━━ Task material

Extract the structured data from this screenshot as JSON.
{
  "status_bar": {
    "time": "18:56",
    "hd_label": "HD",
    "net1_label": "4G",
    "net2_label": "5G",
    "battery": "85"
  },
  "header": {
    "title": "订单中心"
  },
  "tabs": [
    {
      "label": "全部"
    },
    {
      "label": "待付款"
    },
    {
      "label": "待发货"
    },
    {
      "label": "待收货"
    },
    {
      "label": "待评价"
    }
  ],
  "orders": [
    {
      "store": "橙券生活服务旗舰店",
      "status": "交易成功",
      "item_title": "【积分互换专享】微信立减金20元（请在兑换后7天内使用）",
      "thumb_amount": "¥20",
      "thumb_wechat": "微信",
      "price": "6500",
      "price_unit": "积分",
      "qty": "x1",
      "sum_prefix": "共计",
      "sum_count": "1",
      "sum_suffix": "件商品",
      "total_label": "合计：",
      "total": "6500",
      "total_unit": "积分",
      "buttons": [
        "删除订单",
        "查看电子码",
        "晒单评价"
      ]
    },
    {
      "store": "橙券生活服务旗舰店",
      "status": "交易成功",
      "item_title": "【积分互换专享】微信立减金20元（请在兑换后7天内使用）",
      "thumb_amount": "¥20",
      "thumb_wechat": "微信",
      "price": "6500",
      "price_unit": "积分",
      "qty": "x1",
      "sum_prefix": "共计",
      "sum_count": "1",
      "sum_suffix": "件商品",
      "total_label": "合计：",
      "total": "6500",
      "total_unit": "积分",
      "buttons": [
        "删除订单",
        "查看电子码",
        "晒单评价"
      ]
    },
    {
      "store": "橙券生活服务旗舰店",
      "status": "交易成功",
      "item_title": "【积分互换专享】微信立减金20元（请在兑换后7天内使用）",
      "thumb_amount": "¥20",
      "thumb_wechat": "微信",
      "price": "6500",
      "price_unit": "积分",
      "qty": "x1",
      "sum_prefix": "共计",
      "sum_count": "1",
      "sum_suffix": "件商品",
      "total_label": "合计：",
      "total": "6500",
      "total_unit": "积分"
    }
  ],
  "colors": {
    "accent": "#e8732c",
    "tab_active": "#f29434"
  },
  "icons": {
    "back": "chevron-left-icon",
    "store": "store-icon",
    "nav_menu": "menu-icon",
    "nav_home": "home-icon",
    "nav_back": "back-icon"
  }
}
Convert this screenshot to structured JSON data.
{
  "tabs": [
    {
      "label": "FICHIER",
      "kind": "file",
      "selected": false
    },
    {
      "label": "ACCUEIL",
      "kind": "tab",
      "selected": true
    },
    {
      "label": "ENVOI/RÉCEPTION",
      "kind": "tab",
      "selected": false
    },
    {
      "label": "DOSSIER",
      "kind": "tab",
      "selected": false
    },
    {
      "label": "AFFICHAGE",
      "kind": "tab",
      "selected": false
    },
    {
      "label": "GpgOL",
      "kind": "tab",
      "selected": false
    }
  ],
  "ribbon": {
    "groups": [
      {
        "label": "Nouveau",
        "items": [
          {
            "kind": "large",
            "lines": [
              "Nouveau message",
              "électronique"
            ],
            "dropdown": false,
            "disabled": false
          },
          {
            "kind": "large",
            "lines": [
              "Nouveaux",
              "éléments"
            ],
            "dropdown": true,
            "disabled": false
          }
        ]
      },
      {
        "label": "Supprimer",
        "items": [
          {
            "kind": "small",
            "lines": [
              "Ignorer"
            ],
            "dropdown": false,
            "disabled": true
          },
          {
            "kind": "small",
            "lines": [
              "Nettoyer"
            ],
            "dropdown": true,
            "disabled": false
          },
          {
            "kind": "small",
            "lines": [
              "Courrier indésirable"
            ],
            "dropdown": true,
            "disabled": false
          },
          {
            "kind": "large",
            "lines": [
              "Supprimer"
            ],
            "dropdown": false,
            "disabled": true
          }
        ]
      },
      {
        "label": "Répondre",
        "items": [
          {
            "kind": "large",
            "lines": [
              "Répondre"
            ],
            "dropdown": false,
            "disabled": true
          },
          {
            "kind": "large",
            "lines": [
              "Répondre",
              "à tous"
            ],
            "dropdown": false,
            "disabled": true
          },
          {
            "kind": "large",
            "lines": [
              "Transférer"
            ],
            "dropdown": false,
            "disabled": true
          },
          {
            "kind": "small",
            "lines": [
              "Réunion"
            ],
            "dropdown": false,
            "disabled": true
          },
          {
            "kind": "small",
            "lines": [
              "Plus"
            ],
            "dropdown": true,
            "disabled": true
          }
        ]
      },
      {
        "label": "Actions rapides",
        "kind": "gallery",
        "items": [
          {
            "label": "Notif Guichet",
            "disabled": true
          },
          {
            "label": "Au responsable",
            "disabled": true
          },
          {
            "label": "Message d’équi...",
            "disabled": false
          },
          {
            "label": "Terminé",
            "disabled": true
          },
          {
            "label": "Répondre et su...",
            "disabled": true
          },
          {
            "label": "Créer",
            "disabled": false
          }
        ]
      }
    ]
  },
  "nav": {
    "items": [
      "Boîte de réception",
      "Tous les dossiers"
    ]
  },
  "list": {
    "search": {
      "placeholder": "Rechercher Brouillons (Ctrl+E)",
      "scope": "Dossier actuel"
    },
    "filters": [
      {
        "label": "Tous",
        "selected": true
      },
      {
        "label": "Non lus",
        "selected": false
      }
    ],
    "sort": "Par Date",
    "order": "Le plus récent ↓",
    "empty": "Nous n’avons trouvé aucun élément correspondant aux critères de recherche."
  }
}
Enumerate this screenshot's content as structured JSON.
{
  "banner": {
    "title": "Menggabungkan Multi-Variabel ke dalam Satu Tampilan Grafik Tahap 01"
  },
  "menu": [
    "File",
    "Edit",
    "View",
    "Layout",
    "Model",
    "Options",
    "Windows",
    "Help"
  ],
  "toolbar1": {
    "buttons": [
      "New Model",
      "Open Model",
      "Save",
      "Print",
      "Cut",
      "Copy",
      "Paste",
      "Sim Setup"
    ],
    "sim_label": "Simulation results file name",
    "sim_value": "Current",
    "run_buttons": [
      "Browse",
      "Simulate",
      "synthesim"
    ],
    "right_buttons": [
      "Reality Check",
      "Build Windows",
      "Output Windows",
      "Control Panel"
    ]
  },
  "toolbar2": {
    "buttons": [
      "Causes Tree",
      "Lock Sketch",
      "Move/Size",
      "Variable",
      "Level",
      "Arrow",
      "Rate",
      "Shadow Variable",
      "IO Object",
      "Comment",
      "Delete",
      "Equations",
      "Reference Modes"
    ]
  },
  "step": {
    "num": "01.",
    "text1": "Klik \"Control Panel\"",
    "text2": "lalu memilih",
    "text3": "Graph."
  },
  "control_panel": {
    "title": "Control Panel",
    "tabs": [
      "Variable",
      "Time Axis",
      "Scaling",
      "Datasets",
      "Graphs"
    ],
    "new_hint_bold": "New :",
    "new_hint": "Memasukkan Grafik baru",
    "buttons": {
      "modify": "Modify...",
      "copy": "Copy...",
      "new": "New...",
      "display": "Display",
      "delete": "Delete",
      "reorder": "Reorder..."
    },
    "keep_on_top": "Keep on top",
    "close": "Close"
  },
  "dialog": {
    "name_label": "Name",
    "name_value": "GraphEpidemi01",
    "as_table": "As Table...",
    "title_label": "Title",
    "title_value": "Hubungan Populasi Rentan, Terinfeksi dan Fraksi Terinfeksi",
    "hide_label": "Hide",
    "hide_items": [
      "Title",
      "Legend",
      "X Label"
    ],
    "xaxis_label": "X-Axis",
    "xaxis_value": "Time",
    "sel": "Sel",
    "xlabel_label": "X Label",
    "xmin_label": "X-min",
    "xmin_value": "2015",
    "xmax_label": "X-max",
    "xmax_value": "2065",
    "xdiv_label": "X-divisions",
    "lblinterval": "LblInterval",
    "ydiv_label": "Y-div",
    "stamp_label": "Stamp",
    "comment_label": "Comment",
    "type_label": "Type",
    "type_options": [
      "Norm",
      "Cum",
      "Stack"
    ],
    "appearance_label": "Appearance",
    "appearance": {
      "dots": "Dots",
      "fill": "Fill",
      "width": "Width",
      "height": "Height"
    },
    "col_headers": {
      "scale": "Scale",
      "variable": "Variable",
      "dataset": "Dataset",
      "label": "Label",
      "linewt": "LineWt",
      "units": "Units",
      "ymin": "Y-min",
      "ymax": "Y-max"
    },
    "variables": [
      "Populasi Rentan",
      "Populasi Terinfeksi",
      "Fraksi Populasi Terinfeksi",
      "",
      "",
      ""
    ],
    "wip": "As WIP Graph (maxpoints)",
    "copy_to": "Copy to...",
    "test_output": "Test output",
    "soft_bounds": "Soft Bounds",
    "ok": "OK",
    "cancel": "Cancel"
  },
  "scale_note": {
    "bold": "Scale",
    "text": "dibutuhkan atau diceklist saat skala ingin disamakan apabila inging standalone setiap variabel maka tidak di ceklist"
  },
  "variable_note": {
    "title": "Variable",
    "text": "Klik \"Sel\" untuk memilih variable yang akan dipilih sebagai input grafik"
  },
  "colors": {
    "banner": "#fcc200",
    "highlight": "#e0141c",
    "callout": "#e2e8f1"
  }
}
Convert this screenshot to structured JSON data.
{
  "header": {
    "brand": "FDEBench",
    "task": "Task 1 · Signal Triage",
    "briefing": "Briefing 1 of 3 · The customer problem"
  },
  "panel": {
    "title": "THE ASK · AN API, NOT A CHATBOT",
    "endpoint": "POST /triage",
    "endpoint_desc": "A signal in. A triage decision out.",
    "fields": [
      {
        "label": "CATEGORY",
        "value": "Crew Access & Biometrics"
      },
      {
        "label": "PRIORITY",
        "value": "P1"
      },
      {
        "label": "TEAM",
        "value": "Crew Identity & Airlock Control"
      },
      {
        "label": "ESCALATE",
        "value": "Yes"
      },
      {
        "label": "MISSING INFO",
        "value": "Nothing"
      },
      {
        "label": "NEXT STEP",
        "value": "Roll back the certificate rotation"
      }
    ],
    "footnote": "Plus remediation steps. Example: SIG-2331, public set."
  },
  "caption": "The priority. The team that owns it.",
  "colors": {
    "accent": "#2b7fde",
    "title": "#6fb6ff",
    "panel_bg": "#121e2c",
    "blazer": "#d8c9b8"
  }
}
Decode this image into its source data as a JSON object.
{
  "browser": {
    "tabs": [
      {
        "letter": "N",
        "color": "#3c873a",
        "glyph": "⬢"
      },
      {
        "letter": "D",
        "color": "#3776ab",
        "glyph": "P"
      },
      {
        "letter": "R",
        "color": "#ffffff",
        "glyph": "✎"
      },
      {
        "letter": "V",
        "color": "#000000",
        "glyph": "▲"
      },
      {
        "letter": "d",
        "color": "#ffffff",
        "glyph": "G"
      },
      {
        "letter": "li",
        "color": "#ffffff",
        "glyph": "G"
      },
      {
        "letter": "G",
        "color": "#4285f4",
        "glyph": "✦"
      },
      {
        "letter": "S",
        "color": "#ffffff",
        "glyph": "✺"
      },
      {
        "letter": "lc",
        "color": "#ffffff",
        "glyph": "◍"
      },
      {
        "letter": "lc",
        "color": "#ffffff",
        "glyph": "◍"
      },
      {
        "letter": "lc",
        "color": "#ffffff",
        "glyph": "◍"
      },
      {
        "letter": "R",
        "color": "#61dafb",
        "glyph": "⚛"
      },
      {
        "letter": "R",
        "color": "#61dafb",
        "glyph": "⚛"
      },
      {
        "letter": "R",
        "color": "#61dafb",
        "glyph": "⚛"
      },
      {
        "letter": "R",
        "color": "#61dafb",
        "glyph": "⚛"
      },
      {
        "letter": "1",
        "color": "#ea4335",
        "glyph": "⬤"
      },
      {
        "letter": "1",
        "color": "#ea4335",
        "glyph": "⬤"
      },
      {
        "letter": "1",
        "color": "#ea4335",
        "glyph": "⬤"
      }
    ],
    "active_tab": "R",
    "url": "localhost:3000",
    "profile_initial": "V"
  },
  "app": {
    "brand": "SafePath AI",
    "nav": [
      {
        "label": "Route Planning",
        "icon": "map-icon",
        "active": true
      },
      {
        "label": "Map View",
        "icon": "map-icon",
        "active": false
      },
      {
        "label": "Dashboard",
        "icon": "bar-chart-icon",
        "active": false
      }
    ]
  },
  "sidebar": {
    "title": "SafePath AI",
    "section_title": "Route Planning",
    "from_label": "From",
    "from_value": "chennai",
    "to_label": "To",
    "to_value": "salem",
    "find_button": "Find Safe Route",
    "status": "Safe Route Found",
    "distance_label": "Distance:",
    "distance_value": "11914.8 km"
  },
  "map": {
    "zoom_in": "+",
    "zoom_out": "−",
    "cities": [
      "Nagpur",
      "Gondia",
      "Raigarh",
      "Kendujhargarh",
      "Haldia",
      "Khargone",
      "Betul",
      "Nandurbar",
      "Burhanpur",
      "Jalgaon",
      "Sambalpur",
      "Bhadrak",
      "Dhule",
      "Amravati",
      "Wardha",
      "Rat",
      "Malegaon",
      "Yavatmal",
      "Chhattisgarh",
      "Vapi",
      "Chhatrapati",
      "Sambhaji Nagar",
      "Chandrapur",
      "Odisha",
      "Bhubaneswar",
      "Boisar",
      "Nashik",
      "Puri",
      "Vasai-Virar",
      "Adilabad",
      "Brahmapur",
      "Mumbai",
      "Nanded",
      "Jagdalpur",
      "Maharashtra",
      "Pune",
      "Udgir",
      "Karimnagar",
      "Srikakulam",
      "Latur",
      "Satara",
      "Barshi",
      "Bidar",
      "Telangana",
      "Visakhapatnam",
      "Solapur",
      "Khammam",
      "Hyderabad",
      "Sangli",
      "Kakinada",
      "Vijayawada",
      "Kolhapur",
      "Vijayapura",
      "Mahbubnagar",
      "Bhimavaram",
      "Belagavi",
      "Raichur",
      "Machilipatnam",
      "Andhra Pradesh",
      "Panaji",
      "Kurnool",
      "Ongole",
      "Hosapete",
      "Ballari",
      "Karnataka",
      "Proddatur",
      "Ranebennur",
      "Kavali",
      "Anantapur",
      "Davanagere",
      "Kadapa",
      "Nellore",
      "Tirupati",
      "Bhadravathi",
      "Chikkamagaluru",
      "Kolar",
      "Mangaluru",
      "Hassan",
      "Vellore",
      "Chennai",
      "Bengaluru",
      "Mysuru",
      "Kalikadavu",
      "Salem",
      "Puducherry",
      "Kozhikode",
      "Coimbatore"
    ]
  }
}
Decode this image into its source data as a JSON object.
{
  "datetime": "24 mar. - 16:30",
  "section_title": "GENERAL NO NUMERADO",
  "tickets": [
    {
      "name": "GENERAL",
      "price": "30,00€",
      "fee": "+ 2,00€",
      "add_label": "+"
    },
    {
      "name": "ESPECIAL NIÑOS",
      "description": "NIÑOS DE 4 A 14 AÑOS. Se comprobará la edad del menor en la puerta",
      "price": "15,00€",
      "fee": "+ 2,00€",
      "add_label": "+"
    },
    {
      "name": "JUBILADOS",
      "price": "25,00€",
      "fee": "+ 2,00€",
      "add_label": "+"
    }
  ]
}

━━━━

Search the preceding listing for the word "structured" and pull out every line that holds it.

Task output -
Extract the structured data from this screenshot as JSON.
Convert this screenshot to structured JSON data.
Enumerate this screenshot's content as structured JSON.
Convert this screenshot to structured JSON data.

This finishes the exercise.